---------- RECORDS SUPPLIED ----------

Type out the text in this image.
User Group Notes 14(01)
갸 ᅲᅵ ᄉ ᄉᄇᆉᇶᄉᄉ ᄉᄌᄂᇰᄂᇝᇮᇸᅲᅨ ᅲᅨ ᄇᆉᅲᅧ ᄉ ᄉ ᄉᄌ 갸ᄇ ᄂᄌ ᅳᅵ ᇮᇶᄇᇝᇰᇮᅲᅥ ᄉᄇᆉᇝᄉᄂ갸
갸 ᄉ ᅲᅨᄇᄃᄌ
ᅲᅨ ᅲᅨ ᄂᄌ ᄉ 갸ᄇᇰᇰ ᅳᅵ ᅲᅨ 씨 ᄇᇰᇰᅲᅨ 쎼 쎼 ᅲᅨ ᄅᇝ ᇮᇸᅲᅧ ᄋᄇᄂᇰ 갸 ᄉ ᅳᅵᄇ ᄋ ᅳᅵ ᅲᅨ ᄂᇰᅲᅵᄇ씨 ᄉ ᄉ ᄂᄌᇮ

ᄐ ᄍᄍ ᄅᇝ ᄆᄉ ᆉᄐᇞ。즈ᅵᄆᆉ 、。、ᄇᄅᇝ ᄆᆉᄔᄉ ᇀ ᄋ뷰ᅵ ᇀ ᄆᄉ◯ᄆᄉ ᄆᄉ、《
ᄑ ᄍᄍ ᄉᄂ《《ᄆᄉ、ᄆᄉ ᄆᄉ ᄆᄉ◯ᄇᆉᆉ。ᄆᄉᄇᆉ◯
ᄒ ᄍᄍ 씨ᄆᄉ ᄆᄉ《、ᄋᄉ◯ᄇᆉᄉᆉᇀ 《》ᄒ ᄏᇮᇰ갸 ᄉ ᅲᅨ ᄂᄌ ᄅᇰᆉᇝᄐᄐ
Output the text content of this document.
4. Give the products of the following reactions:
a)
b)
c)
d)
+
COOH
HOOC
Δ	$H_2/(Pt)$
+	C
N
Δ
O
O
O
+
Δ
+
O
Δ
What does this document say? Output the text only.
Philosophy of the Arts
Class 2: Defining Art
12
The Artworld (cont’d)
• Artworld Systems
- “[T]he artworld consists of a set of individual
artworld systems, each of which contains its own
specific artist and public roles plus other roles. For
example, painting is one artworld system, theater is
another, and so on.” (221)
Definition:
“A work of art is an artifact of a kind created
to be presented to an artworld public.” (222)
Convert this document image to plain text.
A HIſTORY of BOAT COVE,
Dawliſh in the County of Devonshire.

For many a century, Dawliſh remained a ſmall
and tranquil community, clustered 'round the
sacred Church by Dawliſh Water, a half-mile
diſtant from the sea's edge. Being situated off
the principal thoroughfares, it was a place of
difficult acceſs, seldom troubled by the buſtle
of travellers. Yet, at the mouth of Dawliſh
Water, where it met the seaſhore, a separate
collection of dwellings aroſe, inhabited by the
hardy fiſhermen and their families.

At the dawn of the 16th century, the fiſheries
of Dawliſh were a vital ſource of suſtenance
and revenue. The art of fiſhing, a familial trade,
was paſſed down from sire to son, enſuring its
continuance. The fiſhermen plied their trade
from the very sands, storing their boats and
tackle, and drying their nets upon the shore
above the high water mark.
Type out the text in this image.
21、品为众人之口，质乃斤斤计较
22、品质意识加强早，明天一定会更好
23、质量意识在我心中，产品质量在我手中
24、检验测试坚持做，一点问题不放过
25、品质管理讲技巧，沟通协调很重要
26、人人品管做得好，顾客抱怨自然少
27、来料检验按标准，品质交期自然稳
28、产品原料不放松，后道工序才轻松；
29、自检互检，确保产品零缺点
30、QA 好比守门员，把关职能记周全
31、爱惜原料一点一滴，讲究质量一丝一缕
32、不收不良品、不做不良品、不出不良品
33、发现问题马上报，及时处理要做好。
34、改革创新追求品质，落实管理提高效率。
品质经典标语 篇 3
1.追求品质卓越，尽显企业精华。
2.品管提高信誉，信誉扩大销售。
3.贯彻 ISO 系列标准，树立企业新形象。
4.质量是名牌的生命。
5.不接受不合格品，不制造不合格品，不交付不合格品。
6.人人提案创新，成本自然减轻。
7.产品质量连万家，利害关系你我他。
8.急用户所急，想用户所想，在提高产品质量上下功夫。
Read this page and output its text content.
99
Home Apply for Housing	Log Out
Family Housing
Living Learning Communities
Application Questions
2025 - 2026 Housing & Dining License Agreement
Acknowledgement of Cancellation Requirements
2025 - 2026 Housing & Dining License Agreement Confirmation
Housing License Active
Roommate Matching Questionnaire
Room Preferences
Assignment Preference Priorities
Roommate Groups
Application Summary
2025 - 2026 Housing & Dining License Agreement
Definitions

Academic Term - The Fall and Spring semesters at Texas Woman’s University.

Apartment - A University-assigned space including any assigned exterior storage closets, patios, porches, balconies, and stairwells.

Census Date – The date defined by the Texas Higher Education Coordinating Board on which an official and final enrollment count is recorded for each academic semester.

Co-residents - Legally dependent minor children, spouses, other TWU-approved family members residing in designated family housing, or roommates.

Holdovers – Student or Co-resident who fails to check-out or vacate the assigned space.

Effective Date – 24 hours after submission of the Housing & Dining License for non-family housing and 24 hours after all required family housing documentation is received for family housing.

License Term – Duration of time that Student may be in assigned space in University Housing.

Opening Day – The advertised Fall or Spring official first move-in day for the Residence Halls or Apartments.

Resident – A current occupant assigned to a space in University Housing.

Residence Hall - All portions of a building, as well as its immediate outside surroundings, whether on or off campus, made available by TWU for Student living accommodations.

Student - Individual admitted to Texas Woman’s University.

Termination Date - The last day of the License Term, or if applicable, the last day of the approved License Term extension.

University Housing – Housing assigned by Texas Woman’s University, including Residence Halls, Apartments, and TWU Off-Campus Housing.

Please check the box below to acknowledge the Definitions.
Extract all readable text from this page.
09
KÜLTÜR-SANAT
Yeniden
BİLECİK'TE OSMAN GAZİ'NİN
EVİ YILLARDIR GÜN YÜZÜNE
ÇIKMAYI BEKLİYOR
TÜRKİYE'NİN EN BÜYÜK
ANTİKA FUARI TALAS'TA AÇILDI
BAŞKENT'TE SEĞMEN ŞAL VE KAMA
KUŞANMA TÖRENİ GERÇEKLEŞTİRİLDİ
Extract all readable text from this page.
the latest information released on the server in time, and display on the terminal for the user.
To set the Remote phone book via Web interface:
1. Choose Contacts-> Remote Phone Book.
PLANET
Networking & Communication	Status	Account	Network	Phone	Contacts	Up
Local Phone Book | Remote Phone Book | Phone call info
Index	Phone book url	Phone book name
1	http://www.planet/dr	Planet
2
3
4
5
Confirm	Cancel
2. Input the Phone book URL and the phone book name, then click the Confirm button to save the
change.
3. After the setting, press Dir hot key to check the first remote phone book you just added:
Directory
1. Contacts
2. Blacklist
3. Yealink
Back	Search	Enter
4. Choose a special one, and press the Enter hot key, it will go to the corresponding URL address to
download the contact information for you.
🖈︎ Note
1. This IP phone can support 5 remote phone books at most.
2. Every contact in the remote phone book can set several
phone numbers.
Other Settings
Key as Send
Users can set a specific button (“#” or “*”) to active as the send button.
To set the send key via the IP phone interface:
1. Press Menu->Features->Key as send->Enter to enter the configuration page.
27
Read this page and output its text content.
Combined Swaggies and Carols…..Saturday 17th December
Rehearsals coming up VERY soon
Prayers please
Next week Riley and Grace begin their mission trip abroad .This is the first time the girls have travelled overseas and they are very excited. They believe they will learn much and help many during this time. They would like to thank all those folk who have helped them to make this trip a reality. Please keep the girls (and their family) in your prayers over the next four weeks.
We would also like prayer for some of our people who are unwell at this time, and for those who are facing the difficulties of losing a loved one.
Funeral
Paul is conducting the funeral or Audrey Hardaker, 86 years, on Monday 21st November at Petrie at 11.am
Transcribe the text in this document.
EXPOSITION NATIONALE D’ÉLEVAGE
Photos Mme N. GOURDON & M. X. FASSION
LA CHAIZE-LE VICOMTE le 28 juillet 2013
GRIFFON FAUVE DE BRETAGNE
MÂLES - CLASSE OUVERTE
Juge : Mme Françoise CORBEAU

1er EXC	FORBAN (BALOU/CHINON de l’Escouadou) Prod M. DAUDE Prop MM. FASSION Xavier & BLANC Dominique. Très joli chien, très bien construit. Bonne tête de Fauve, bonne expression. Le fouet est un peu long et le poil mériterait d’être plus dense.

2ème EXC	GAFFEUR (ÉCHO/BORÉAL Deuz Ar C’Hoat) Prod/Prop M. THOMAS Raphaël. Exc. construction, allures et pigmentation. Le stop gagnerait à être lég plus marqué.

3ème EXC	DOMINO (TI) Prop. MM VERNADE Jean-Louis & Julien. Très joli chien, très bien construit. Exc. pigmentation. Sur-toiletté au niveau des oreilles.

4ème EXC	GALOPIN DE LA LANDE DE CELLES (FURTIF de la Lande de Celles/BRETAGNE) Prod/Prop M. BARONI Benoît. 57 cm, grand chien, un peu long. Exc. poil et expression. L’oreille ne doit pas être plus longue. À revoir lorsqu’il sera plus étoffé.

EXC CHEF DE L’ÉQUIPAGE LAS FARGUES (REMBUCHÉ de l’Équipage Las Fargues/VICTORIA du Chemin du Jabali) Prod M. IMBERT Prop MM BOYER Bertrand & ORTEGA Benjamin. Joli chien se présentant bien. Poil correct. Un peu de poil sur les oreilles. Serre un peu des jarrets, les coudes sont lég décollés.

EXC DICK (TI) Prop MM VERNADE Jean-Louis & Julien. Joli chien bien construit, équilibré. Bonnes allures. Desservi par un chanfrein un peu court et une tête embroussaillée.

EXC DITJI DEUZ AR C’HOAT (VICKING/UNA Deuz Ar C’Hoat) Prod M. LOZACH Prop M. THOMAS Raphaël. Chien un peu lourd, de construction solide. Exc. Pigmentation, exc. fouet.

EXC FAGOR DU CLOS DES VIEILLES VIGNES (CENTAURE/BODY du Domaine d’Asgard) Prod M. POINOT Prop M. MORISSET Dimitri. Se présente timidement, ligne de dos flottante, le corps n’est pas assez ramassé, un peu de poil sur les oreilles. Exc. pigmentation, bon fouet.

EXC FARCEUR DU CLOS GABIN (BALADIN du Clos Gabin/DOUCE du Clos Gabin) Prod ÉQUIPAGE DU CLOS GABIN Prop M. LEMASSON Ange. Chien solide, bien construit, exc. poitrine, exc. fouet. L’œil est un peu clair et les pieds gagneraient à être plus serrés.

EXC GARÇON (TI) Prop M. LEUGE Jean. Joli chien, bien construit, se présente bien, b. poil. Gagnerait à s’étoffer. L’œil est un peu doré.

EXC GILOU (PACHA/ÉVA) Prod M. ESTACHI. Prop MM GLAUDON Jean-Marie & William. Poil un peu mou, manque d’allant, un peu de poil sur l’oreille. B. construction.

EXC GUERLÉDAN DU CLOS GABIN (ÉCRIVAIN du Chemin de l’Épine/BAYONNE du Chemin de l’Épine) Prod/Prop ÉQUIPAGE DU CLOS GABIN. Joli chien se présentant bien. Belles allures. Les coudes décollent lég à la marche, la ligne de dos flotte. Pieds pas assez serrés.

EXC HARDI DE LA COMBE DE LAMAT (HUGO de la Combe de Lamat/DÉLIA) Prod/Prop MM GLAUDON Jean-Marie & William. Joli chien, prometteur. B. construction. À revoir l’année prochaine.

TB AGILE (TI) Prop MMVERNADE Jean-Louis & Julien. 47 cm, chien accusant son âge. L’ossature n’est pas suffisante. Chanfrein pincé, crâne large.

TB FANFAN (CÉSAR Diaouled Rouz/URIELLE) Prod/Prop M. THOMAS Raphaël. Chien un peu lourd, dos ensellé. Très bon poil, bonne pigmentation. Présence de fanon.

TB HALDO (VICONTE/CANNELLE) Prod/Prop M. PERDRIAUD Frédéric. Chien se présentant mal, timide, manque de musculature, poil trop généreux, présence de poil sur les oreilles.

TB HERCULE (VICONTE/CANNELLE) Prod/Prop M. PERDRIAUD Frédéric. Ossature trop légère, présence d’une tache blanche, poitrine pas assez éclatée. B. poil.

----------

* **INSTRUCTION**
Pull out all lines from the entries above in which the word "including" appears.

* **WORKED ANSWER**
Apartment - A University-assigned space including any assigned exterior storage closets, patios, porches, balconies, and stairwells.
University Housing – Housing assigned by Texas Woman’s University, including Residence Halls, Apartments, and TWU Off-Campus Housing.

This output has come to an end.